Aim of the task =>
Search the records that follow and extract every line containing the string "this".

─── Data for the task ───

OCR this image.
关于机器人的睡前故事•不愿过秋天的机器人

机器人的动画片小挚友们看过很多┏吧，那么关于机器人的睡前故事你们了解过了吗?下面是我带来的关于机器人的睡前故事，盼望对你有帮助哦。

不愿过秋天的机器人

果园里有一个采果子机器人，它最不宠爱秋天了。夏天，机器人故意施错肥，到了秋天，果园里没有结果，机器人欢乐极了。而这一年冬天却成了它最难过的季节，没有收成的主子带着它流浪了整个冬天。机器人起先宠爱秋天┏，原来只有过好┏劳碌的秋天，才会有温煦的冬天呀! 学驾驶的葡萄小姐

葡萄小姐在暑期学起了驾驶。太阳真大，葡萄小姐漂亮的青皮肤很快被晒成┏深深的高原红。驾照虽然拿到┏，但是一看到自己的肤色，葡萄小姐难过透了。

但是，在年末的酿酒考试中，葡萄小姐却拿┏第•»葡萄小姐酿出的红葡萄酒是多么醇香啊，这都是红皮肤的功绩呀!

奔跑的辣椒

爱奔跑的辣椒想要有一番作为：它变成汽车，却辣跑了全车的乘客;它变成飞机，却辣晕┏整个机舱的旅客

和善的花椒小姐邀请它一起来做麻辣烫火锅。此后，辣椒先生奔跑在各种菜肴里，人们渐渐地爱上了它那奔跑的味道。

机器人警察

───
─── Data for the task ───

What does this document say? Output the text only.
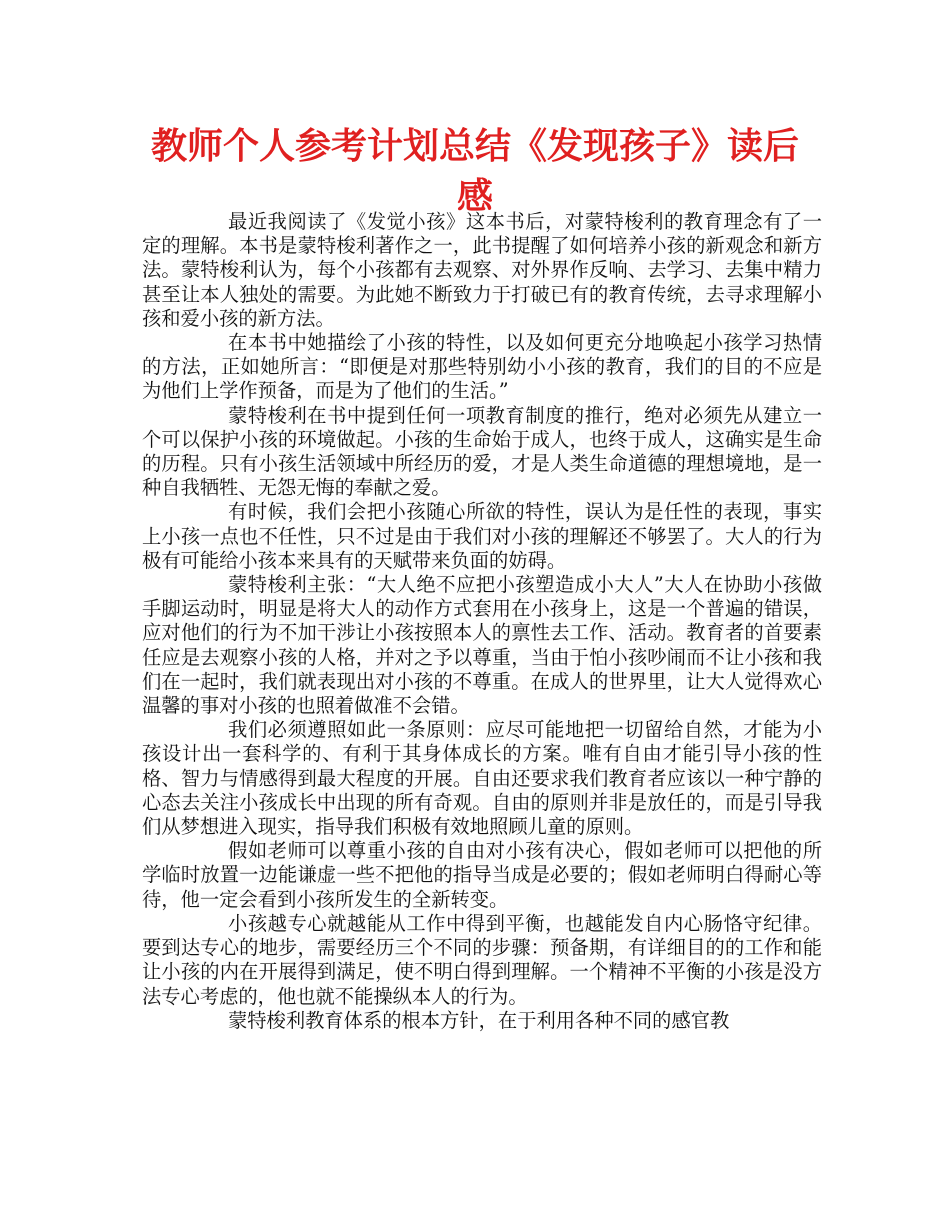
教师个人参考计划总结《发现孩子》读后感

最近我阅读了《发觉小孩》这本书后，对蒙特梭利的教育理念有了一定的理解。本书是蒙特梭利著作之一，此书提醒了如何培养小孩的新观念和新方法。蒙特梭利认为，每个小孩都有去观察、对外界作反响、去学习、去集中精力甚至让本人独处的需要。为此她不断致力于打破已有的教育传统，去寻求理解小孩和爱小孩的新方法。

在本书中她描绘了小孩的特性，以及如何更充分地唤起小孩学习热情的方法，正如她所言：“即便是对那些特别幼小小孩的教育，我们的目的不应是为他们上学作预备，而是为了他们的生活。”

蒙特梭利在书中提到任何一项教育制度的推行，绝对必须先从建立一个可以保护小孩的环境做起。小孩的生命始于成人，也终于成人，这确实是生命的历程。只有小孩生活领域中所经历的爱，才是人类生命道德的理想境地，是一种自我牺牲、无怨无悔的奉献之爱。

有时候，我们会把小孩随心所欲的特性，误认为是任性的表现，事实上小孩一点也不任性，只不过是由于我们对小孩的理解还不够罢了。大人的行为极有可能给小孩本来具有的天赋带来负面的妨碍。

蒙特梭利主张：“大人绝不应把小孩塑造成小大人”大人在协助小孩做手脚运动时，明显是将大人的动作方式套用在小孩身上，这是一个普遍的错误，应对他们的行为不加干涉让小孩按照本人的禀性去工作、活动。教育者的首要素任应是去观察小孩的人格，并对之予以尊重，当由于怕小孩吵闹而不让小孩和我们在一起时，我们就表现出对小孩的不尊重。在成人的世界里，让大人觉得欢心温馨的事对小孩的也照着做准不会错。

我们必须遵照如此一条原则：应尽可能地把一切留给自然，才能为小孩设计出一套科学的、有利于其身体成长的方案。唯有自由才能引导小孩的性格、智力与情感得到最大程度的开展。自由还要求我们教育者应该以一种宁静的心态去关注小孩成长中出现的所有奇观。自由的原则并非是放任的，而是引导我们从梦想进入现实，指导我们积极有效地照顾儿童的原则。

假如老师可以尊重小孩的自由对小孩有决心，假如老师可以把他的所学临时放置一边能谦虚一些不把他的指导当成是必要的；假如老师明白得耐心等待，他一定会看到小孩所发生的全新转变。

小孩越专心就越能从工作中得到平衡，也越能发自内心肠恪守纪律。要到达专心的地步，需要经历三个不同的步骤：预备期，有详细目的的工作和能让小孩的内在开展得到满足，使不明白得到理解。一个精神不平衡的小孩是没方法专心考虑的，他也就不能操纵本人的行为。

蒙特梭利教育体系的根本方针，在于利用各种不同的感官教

───

Written solution =>
OCR this image.
What does this document say? Output the text only.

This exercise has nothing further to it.